◆ EXERCISE TASK
Could you transcribe the material below exactly, without leaving out a single line?

Data extracted from a collection
---
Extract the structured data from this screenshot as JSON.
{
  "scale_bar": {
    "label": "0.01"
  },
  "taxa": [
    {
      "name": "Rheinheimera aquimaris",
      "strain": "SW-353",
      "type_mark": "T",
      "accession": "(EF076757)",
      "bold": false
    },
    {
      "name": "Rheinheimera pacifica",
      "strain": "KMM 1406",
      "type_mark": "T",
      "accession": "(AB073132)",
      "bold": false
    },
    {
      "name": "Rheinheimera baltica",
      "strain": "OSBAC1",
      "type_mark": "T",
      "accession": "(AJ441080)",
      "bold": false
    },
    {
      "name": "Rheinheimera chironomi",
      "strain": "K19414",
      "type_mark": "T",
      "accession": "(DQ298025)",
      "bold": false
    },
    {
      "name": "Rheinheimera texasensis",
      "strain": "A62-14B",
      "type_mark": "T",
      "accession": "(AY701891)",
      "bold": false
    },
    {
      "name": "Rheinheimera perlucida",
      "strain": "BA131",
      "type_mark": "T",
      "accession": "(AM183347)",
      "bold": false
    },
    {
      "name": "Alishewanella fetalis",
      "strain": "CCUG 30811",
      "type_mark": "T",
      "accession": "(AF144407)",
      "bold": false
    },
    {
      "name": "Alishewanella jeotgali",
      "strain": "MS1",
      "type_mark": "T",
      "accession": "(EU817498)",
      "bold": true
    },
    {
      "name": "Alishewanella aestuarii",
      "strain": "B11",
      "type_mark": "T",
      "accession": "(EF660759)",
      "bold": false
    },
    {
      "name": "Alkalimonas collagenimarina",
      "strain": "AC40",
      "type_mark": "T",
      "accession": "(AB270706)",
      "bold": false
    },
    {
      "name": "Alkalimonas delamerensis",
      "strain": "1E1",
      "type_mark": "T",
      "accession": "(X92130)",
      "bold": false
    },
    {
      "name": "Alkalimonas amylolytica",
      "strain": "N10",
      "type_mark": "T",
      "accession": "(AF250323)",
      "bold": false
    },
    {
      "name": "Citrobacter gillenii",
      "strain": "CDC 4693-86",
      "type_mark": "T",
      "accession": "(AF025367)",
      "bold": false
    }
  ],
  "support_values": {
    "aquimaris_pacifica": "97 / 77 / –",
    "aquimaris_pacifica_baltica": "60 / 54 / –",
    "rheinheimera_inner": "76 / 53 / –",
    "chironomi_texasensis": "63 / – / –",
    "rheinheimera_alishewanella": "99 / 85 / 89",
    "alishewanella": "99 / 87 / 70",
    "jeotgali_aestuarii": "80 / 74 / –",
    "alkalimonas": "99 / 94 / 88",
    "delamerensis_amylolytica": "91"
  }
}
---
◆ CORRECT RESULT
Extract the structured data from this screenshot as JSON.
{
  "scale_bar": {
    "label": "0.01"
  },
  "taxa": [
    {
      "name": "Rheinheimera aquimaris",
      "strain": "SW-353",
      "type_mark": "T",
      "accession": "(EF076757)",
      "bold": false
    },
    {
      "name": "Rheinheimera pacifica",
      "strain": "KMM 1406",
      "type_mark": "T",
      "accession": "(AB073132)",
      "bold": false
    },
    {
      "name": "Rheinheimera baltica",
      "strain": "OSBAC1",
      "type_mark": "T",
      "accession": "(AJ441080)",
      "bold": false
    },
    {
      "name": "Rheinheimera chironomi",
      "strain": "K19414",
      "type_mark": "T",
      "accession": "(DQ298025)",
      "bold": false
    },
    {
      "name": "Rheinheimera texasensis",
      "strain": "A62-14B",
      "type_mark": "T",
      "accession": "(AY701891)",
      "bold": false
    },
    {
      "name": "Rheinheimera perlucida",
      "strain": "BA131",
      "type_mark": "T",
      "accession": "(AM183347)",
      "bold": false
    },
    {
      "name": "Alishewanella fetalis",
      "strain": "CCUG 30811",
      "type_mark": "T",
      "accession": "(AF144407)",
      "bold": false
    },
    {
      "name": "Alishewanella jeotgali",
      "strain": "MS1",
      "type_mark": "T",
      "accession": "(EU817498)",
      "bold": true
    },
    {
      "name": "Alishewanella aestuarii",
      "strain": "B11",
      "type_mark": "T",
      "accession": "(EF660759)",
      "bold": false
    },
    {
      "name": "Alkalimonas collagenimarina",
      "strain": "AC40",
      "type_mark": "T",
      "accession": "(AB270706)",
      "bold": false
    },
    {
      "name": "Alkalimonas delamerensis",
      "strain": "1E1",
      "type_mark": "T",
      "accession": "(X92130)",
      "bold": false
    },
    {
      "name": "Alkalimonas amylolytica",
      "strain": "N10",
      "type_mark": "T",
      "accession": "(AF250323)",
      "bold": false
    },
    {
      "name": "Citrobacter gillenii",
      "strain": "CDC 4693-86",
      "type_mark": "T",
      "accession": "(AF025367)",
      "bold": false
    }
  ],
  "support_values": {
    "aquimaris_pacifica": "97 / 77 / –",
    "aquimaris_pacifica_baltica": "60 / 54 / –",
    "rheinheimera_inner": "76 / 53 / –",
    "chironomi_texasensis": "63 / – / –",
    "rheinheimera_alishewanella": "99 / 85 / 89",
    "alishewanella": "99 / 87 / 70",
    "jeotgali_aestuarii": "80 / 74 / –",
    "alkalimonas": "99 / 94 / 88",
    "delamerensis_amylolytica": "91"
  }
}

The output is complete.